▶ _WHAT THIS TASK INVOLVES_
Return each line of the listing that contains the string "JSON".

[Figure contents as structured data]
+--
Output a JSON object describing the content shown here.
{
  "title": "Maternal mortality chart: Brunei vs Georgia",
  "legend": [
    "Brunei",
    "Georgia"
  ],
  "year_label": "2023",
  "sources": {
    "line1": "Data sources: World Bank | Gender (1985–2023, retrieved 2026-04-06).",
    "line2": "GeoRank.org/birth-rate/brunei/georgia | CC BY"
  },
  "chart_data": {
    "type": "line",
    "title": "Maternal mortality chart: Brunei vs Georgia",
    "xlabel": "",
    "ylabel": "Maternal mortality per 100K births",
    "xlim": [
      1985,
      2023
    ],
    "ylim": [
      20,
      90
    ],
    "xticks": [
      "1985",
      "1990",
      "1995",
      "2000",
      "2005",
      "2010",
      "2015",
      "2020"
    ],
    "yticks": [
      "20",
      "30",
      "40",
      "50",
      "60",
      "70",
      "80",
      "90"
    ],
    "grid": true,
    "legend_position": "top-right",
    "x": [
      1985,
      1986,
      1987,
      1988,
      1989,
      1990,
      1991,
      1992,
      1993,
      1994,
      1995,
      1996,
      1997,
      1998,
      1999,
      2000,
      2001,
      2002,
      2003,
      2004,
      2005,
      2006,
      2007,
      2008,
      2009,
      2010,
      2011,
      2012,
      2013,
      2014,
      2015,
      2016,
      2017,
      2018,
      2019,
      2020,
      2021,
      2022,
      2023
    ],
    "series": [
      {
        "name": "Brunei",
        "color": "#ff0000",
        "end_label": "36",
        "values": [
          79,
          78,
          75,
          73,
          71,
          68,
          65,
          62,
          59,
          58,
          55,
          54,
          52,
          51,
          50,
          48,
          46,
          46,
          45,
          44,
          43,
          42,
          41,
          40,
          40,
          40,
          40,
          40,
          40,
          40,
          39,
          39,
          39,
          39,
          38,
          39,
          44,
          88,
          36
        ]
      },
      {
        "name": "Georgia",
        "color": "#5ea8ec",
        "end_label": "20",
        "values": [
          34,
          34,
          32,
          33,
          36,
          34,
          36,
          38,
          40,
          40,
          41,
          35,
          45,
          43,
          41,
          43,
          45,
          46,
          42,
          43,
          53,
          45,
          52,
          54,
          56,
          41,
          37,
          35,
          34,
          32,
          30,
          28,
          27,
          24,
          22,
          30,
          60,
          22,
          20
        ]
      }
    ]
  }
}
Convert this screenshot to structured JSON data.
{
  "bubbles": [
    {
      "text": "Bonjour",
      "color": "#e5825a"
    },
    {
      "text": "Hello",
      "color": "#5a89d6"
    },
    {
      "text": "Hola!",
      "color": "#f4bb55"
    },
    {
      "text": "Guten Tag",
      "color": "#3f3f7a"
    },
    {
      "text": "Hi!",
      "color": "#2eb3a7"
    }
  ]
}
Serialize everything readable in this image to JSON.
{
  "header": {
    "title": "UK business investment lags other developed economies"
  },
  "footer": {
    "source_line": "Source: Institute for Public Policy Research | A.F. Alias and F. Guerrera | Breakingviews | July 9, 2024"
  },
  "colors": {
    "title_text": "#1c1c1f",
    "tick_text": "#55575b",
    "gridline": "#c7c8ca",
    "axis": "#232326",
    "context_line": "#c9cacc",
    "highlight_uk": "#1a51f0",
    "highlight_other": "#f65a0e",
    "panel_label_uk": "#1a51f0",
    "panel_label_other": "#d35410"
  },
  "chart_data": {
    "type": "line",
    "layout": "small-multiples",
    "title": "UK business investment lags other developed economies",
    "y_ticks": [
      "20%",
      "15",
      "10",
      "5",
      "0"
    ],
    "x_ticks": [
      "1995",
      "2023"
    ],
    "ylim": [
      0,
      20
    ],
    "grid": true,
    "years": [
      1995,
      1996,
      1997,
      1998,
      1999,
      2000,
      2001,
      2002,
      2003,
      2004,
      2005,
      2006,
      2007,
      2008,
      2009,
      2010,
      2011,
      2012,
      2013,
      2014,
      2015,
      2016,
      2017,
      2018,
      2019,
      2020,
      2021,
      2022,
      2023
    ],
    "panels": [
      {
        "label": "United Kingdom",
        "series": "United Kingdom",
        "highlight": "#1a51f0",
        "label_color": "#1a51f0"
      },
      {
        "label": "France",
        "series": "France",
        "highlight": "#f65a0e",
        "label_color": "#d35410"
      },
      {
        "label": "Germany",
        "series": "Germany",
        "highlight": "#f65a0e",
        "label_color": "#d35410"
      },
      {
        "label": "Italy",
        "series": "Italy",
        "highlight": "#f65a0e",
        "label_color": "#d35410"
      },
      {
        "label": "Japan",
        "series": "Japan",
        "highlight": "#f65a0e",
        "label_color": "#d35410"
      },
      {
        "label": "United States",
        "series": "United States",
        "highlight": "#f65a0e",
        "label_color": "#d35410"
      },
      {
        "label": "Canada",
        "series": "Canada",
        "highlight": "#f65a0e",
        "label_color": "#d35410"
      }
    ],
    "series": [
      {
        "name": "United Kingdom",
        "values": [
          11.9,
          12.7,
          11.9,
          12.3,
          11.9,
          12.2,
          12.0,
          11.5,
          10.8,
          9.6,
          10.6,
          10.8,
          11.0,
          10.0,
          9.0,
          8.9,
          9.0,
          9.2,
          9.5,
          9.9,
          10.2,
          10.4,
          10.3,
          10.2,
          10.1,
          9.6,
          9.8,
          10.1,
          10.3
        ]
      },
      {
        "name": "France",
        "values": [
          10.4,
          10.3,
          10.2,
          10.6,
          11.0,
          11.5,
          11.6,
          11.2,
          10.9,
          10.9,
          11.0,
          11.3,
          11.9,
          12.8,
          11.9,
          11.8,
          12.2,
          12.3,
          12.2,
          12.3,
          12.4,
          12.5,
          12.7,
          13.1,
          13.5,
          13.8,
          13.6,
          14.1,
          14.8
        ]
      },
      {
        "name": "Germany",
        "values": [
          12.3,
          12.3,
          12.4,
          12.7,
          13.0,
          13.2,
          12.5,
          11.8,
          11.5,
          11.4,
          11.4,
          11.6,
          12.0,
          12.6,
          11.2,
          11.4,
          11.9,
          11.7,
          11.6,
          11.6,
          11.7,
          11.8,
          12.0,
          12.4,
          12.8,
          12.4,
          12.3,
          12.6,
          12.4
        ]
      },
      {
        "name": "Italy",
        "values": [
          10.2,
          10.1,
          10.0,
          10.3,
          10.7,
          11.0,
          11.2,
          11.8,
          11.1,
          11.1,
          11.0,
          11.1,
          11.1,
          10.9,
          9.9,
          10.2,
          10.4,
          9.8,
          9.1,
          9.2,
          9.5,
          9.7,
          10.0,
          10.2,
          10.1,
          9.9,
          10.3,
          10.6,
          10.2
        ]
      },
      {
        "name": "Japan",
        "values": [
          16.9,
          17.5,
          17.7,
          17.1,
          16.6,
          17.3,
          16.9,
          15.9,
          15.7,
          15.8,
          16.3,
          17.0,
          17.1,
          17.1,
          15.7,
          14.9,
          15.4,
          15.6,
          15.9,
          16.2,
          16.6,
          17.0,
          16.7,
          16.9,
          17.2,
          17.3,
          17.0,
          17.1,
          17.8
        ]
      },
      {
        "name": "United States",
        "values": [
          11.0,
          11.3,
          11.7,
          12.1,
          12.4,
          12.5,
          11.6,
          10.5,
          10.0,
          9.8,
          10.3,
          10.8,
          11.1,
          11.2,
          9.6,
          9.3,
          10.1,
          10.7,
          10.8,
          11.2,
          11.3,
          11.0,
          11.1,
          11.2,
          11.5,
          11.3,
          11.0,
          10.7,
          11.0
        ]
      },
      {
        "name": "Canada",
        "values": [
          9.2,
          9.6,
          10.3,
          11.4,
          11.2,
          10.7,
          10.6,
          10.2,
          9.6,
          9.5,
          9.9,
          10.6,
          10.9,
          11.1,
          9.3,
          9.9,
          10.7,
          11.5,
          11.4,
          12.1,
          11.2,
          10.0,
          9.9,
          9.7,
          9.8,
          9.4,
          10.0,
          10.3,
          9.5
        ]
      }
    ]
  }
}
+--
▶ _SOLUTION TO THIS PROBLEM_
Output a JSON object describing the content shown here.
Convert this screenshot to structured JSON data.
Serialize everything readable in this image to JSON.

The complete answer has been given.